■ TASK TO CARRY OUT
Where a line holds the string "this", return that line.

■ Source records
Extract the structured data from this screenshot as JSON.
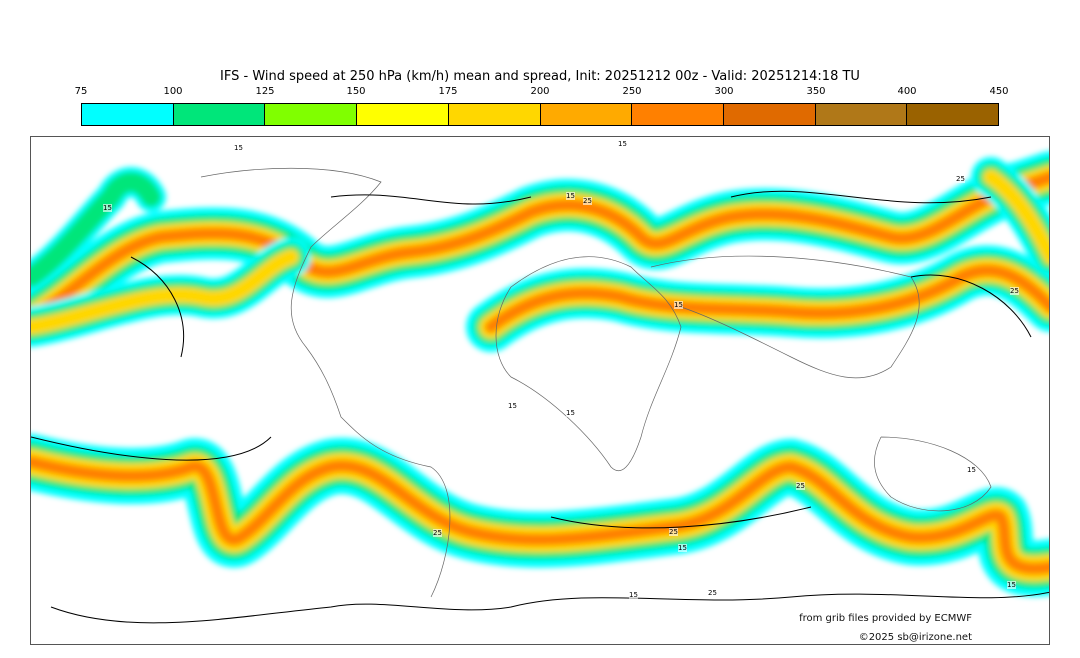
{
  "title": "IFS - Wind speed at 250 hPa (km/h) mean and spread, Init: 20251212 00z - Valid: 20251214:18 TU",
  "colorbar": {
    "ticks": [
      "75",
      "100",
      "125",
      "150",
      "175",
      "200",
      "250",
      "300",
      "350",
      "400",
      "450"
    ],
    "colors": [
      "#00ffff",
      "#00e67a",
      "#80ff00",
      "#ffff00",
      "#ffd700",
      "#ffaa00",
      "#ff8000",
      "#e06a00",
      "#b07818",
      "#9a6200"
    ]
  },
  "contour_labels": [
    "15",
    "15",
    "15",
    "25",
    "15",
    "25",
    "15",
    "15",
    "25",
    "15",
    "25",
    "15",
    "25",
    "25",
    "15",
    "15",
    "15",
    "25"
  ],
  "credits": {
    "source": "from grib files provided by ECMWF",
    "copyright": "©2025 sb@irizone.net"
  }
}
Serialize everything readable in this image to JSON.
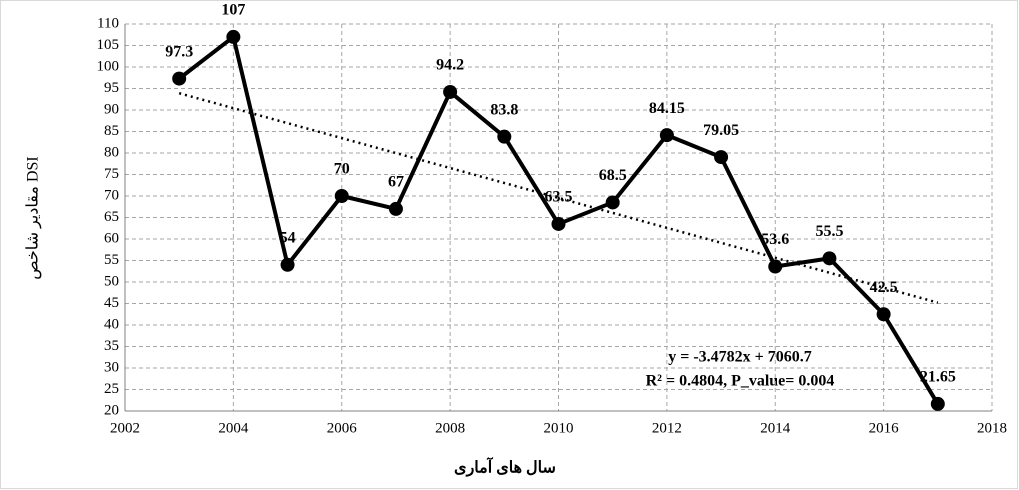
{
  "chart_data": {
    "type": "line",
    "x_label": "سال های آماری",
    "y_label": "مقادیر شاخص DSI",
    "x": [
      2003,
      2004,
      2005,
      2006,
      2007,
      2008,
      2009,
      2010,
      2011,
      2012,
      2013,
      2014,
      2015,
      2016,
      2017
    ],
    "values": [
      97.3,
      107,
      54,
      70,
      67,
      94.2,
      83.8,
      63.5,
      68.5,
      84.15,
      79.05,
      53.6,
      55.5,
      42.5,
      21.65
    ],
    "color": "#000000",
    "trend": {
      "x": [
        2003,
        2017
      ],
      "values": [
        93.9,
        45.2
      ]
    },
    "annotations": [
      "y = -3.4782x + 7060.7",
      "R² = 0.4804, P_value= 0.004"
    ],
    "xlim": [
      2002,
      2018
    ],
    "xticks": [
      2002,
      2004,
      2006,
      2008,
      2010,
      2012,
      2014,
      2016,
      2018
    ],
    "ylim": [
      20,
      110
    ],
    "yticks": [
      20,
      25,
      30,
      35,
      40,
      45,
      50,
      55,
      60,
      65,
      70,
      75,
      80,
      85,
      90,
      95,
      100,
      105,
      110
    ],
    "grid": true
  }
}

■ EXERCISE RESPONSE
Extract the structured data from this screenshot as JSON.
Serialize everything readable in this image to JSON.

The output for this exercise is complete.